Pictures stay out of the copy; restate everything else in the material exactly.

Start of Supplied records

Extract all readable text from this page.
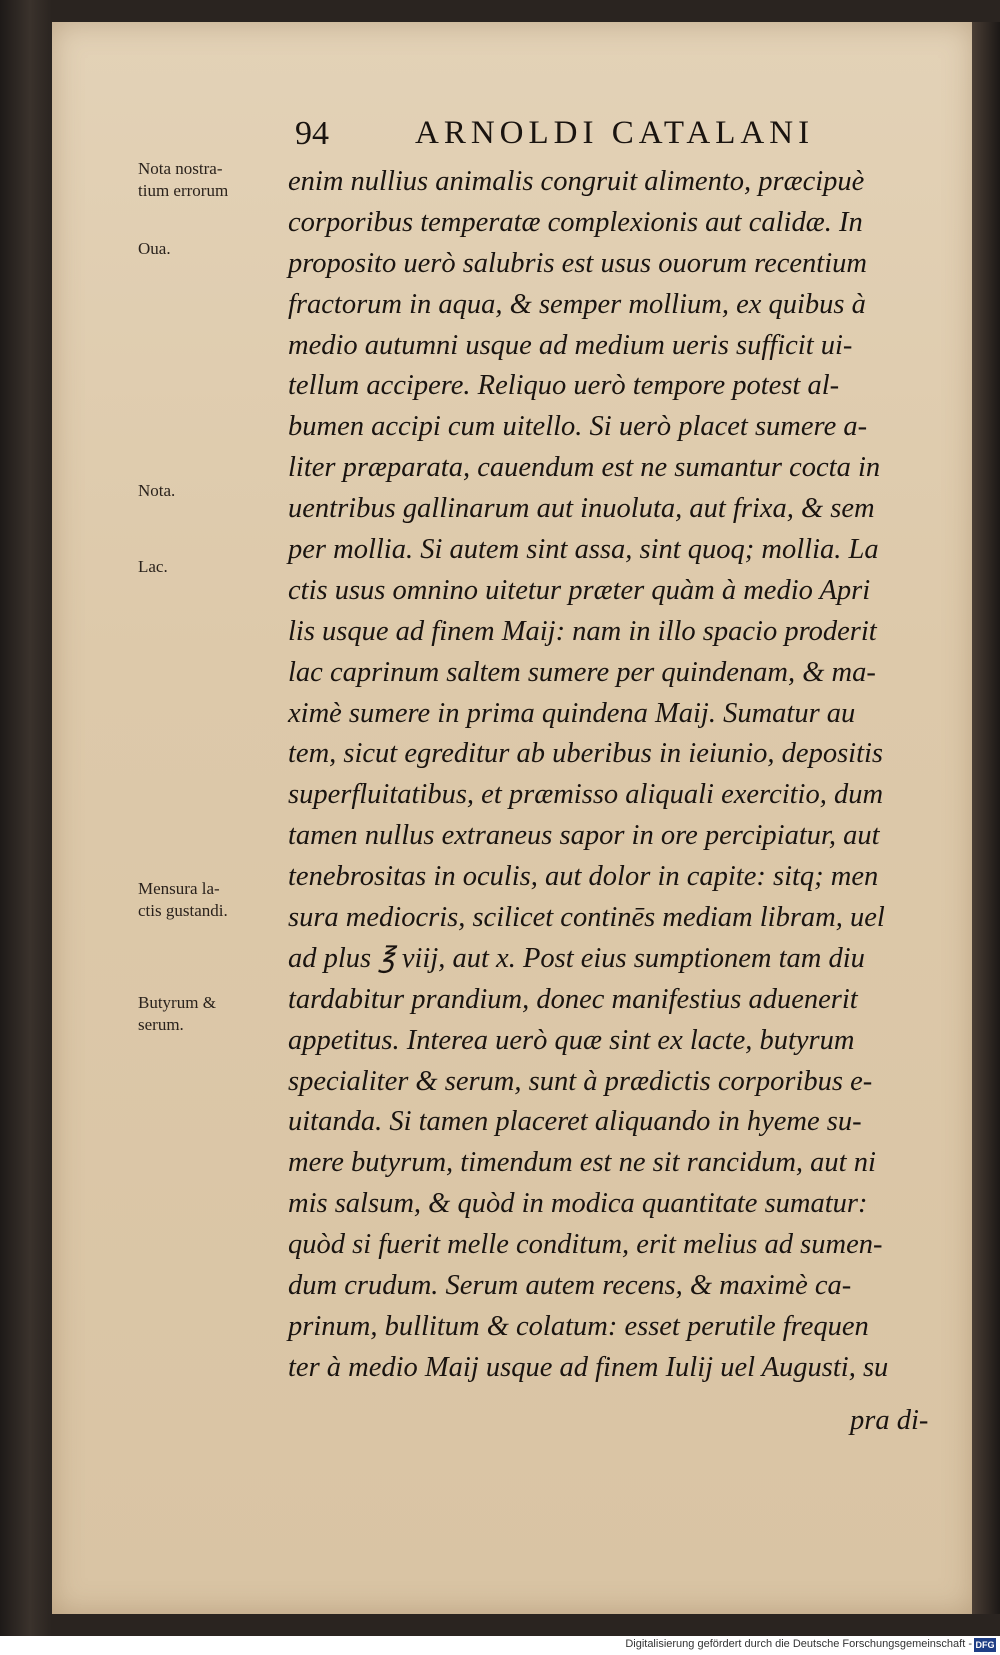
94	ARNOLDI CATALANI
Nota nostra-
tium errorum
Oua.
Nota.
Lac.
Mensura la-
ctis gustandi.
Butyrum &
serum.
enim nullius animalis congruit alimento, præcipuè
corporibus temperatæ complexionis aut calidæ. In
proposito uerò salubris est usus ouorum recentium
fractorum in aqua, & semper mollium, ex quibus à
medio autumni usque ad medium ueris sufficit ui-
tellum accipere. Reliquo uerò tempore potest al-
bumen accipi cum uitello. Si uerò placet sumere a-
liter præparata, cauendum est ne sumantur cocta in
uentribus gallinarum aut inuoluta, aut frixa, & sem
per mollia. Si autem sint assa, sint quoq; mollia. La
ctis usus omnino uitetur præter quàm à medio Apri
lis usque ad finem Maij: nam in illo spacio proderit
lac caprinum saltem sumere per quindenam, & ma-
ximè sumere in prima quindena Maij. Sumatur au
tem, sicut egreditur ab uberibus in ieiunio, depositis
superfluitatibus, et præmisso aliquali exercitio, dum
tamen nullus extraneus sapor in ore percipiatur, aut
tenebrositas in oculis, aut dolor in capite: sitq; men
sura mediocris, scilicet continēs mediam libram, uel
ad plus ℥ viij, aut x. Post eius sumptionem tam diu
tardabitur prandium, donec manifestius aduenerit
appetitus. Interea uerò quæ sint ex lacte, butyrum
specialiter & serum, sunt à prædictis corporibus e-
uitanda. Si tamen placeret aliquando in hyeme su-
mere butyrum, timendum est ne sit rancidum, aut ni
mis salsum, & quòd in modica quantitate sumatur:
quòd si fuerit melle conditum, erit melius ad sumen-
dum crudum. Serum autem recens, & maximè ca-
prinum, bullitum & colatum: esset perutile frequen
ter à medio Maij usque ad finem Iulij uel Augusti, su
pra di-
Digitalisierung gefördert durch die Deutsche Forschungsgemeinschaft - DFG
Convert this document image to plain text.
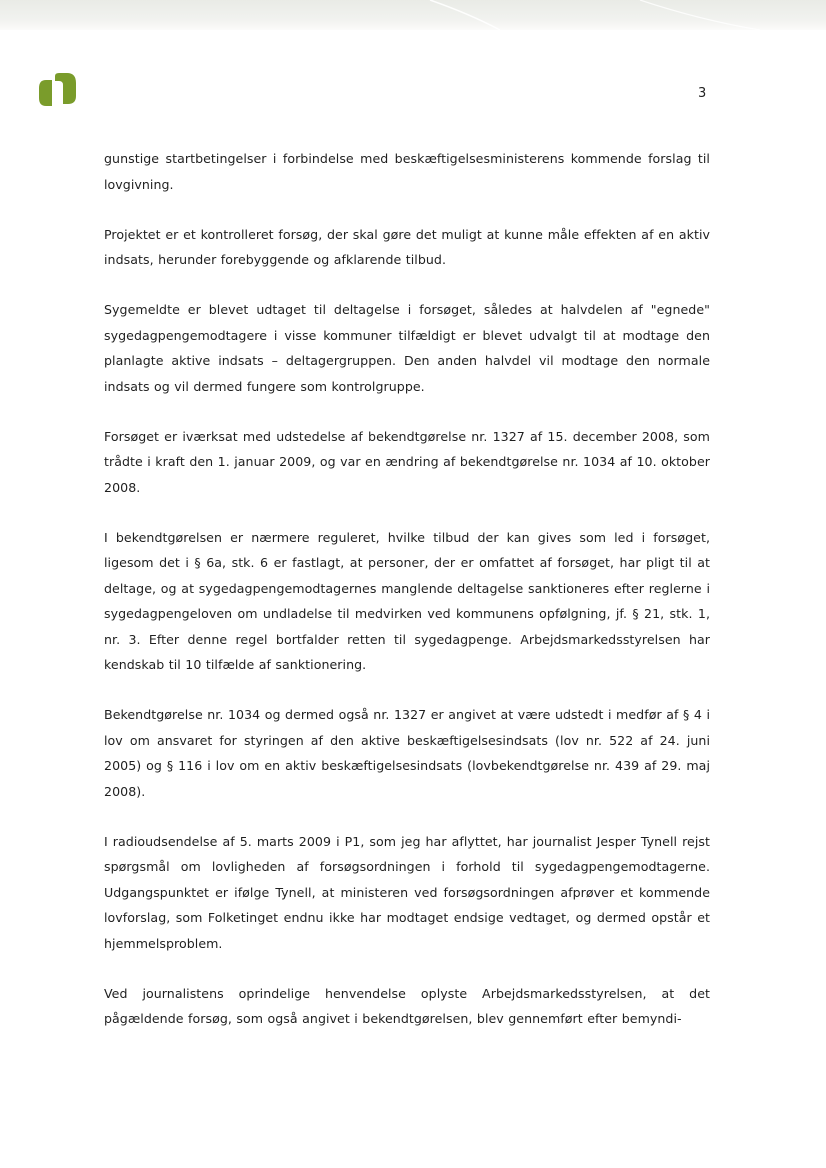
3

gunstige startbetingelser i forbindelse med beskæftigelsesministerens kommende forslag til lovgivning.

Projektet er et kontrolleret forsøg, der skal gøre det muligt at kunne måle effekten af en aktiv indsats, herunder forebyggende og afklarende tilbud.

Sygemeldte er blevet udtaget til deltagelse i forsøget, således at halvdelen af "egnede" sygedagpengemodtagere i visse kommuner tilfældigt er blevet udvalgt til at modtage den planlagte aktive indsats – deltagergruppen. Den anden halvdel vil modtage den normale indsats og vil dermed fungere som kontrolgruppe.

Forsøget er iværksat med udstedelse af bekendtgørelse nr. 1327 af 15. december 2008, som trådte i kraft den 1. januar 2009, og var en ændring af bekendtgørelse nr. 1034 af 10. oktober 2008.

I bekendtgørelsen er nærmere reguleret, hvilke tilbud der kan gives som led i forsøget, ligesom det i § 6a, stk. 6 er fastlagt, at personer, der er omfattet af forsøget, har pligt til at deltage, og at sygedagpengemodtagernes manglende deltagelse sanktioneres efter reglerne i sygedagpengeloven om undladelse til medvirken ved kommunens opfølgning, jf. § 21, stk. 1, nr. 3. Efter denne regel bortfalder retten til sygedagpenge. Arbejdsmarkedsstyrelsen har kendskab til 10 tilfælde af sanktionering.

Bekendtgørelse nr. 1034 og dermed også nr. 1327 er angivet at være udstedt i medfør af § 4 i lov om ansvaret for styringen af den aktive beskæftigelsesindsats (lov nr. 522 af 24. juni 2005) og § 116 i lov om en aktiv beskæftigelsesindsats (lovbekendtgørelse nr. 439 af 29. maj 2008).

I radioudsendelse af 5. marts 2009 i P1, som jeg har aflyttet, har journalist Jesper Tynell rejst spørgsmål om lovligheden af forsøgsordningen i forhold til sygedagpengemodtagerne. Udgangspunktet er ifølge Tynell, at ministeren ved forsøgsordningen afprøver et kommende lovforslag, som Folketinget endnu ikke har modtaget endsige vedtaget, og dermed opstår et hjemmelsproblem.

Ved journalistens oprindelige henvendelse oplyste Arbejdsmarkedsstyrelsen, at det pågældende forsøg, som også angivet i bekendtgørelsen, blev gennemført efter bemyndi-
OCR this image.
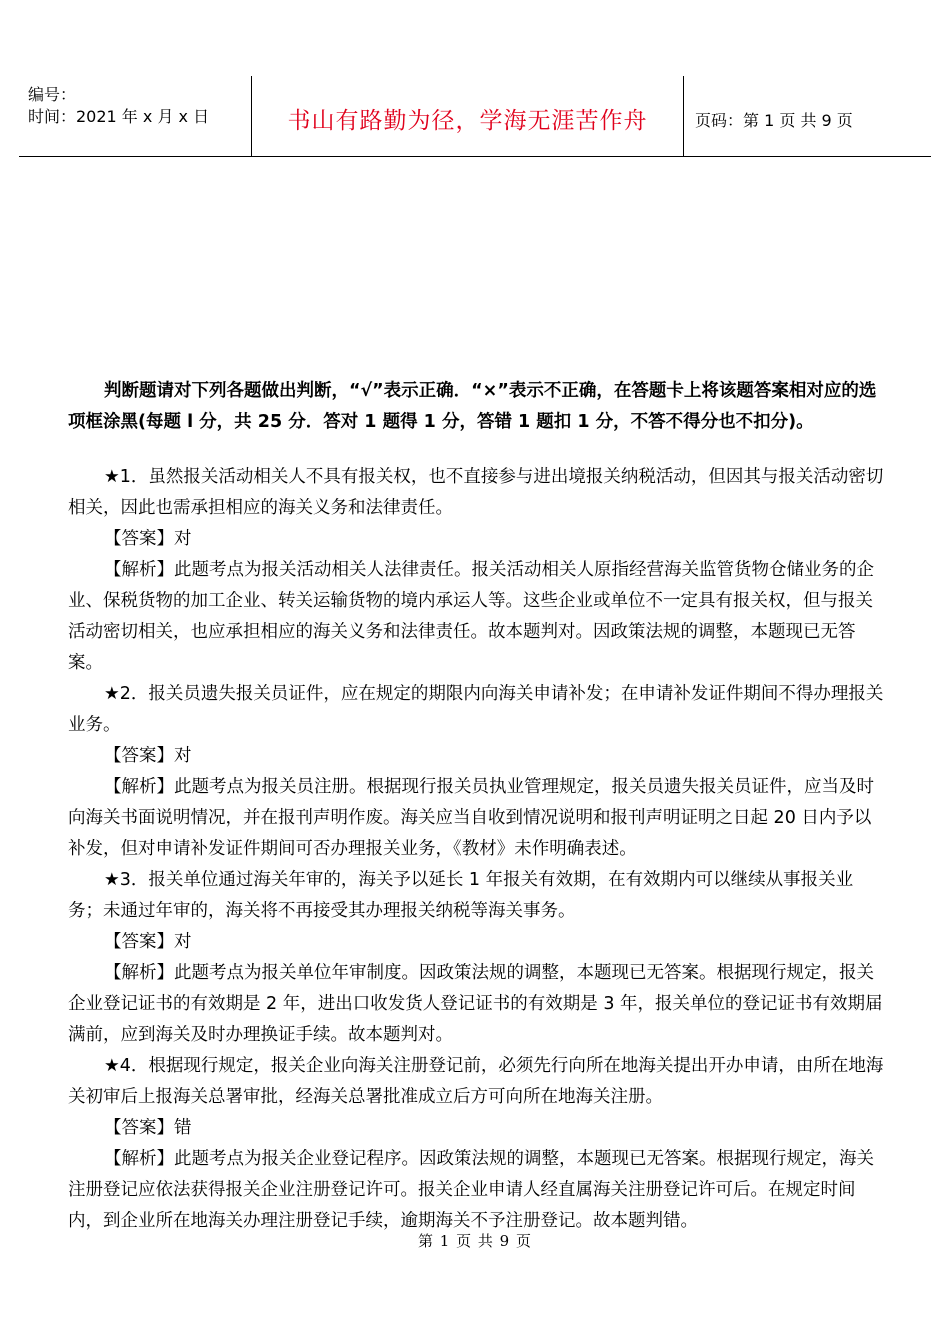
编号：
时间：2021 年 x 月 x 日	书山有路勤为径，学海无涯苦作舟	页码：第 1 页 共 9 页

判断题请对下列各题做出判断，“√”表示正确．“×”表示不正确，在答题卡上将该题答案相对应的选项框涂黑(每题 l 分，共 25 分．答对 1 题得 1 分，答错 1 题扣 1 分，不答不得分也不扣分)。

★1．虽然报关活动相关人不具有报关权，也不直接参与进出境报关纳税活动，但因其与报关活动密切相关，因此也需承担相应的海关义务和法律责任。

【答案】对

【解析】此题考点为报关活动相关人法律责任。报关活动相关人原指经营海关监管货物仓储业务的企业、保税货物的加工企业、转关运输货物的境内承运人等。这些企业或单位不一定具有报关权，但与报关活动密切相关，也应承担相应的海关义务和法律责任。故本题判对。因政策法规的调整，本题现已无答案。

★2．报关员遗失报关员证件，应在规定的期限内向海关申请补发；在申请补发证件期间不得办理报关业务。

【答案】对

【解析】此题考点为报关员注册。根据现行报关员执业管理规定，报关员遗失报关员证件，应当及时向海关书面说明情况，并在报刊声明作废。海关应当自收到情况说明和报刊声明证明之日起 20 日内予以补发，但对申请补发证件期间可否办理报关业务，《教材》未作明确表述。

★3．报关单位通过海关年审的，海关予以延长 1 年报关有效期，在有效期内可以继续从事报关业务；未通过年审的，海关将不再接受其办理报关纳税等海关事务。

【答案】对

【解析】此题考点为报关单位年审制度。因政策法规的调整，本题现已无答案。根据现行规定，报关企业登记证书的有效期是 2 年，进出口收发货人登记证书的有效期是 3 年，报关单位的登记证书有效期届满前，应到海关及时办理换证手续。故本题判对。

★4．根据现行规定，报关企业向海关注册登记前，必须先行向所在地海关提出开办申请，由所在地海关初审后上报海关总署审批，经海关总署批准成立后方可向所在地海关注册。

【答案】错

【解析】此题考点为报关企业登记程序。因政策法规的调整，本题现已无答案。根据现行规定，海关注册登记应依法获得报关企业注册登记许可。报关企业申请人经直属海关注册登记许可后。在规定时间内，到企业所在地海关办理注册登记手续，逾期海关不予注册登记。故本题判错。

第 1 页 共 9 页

End of Supplied records

## Written answer:
Extract all readable text from this page.
94	ARNOLDI CATALANI
Nota nostra-
tium errorum
Oua.
Nota.
Lac.
Mensura la-
ctis gustandi.
Butyrum &
serum.
enim nullius animalis congruit alimento, præcipuè
corporibus temperatæ complexionis aut calidæ. In
proposito uerò salubris est usus ouorum recentium
fractorum in aqua, & semper mollium, ex quibus à
medio autumni usque ad medium ueris sufficit ui-
tellum accipere. Reliquo uerò tempore potest al-
bumen accipi cum uitello. Si uerò placet sumere a-
liter præparata, cauendum est ne sumantur cocta in
uentribus gallinarum aut inuoluta, aut frixa, & sem
per mollia. Si autem sint assa, sint quoq; mollia. La
ctis usus omnino uitetur præter quàm à medio Apri
lis usque ad finem Maij: nam in illo spacio proderit
lac caprinum saltem sumere per quindenam, & ma-
ximè sumere in prima quindena Maij. Sumatur au
tem, sicut egreditur ab uberibus in ieiunio, depositis
superfluitatibus, et præmisso aliquali exercitio, dum
tamen nullus extraneus sapor in ore percipiatur, aut
tenebrositas in oculis, aut dolor in capite: sitq; men
sura mediocris, scilicet continēs mediam libram, uel
ad plus ℥ viij, aut x. Post eius sumptionem tam diu
tardabitur prandium, donec manifestius aduenerit
appetitus. Interea uerò quæ sint ex lacte, butyrum
specialiter & serum, sunt à prædictis corporibus e-
uitanda. Si tamen placeret aliquando in hyeme su-
mere butyrum, timendum est ne sit rancidum, aut ni
mis salsum, & quòd in modica quantitate sumatur:
quòd si fuerit melle conditum, erit melius ad sumen-
dum crudum. Serum autem recens, & maximè ca-
prinum, bullitum & colatum: esset perutile frequen
ter à medio Maij usque ad finem Iulij uel Augusti, su
pra di-
Digitalisierung gefördert durch die Deutsche Forschungsgemeinschaft - DFG
Convert this document image to plain text.
3

gunstige startbetingelser i forbindelse med beskæftigelsesministerens kommende forslag til lovgivning.

Projektet er et kontrolleret forsøg, der skal gøre det muligt at kunne måle effekten af en aktiv indsats, herunder forebyggende og afklarende tilbud.

Sygemeldte er blevet udtaget til deltagelse i forsøget, således at halvdelen af "egnede" sygedagpengemodtagere i visse kommuner tilfældigt er blevet udvalgt til at modtage den planlagte aktive indsats – deltagergruppen. Den anden halvdel vil modtage den normale indsats og vil dermed fungere som kontrolgruppe.

Forsøget er iværksat med udstedelse af bekendtgørelse nr. 1327 af 15. december 2008, som trådte i kraft den 1. januar 2009, og var en ændring af bekendtgørelse nr. 1034 af 10. oktober 2008.

I bekendtgørelsen er nærmere reguleret, hvilke tilbud der kan gives som led i forsøget, ligesom det i § 6a, stk. 6 er fastlagt, at personer, der er omfattet af forsøget, har pligt til at deltage, og at sygedagpengemodtagernes manglende deltagelse sanktioneres efter reglerne i sygedagpengeloven om undladelse til medvirken ved kommunens opfølgning, jf. § 21, stk. 1, nr. 3. Efter denne regel bortfalder retten til sygedagpenge. Arbejdsmarkedsstyrelsen har kendskab til 10 tilfælde af sanktionering.

Bekendtgørelse nr. 1034 og dermed også nr. 1327 er angivet at være udstedt i medfør af § 4 i lov om ansvaret for styringen af den aktive beskæftigelsesindsats (lov nr. 522 af 24. juni 2005) og § 116 i lov om en aktiv beskæftigelsesindsats (lovbekendtgørelse nr. 439 af 29. maj 2008).

I radioudsendelse af 5. marts 2009 i P1, som jeg har aflyttet, har journalist Jesper Tynell rejst spørgsmål om lovligheden af forsøgsordningen i forhold til sygedagpengemodtagerne. Udgangspunktet er ifølge Tynell, at ministeren ved forsøgsordningen afprøver et kommende lovforslag, som Folketinget endnu ikke har modtaget endsige vedtaget, og dermed opstår et hjemmelsproblem.

Ved journalistens oprindelige henvendelse oplyste Arbejdsmarkedsstyrelsen, at det pågældende forsøg, som også angivet i bekendtgørelsen, blev gennemført efter bemyndi-
OCR this image.
编号：
时间：2021 年 x 月 x 日	书山有路勤为径，学海无涯苦作舟	页码：第 1 页 共 9 页

判断题请对下列各题做出判断，“√”表示正确．“×”表示不正确，在答题卡上将该题答案相对应的选项框涂黑(每题 l 分，共 25 分．答对 1 题得 1 分，答错 1 题扣 1 分，不答不得分也不扣分)。

★1．虽然报关活动相关人不具有报关权，也不直接参与进出境报关纳税活动，但因其与报关活动密切相关，因此也需承担相应的海关义务和法律责任。

【答案】对

【解析】此题考点为报关活动相关人法律责任。报关活动相关人原指经营海关监管货物仓储业务的企业、保税货物的加工企业、转关运输货物的境内承运人等。这些企业或单位不一定具有报关权，但与报关活动密切相关，也应承担相应的海关义务和法律责任。故本题判对。因政策法规的调整，本题现已无答案。

★2．报关员遗失报关员证件，应在规定的期限内向海关申请补发；在申请补发证件期间不得办理报关业务。

【答案】对

【解析】此题考点为报关员注册。根据现行报关员执业管理规定，报关员遗失报关员证件，应当及时向海关书面说明情况，并在报刊声明作废。海关应当自收到情况说明和报刊声明证明之日起 20 日内予以补发，但对申请补发证件期间可否办理报关业务，《教材》未作明确表述。

★3．报关单位通过海关年审的，海关予以延长 1 年报关有效期，在有效期内可以继续从事报关业务；未通过年审的，海关将不再接受其办理报关纳税等海关事务。

【答案】对

【解析】此题考点为报关单位年审制度。因政策法规的调整，本题现已无答案。根据现行规定，报关企业登记证书的有效期是 2 年，进出口收发货人登记证书的有效期是 3 年，报关单位的登记证书有效期届满前，应到海关及时办理换证手续。故本题判对。

★4．根据现行规定，报关企业向海关注册登记前，必须先行向所在地海关提出开办申请，由所在地海关初审后上报海关总署审批，经海关总署批准成立后方可向所在地海关注册。

【答案】错

【解析】此题考点为报关企业登记程序。因政策法规的调整，本题现已无答案。根据现行规定，海关注册登记应依法获得报关企业注册登记许可。报关企业申请人经直属海关注册登记许可后。在规定时间内，到企业所在地海关办理注册登记手续，逾期海关不予注册登记。故本题判错。

第 1 页 共 9 页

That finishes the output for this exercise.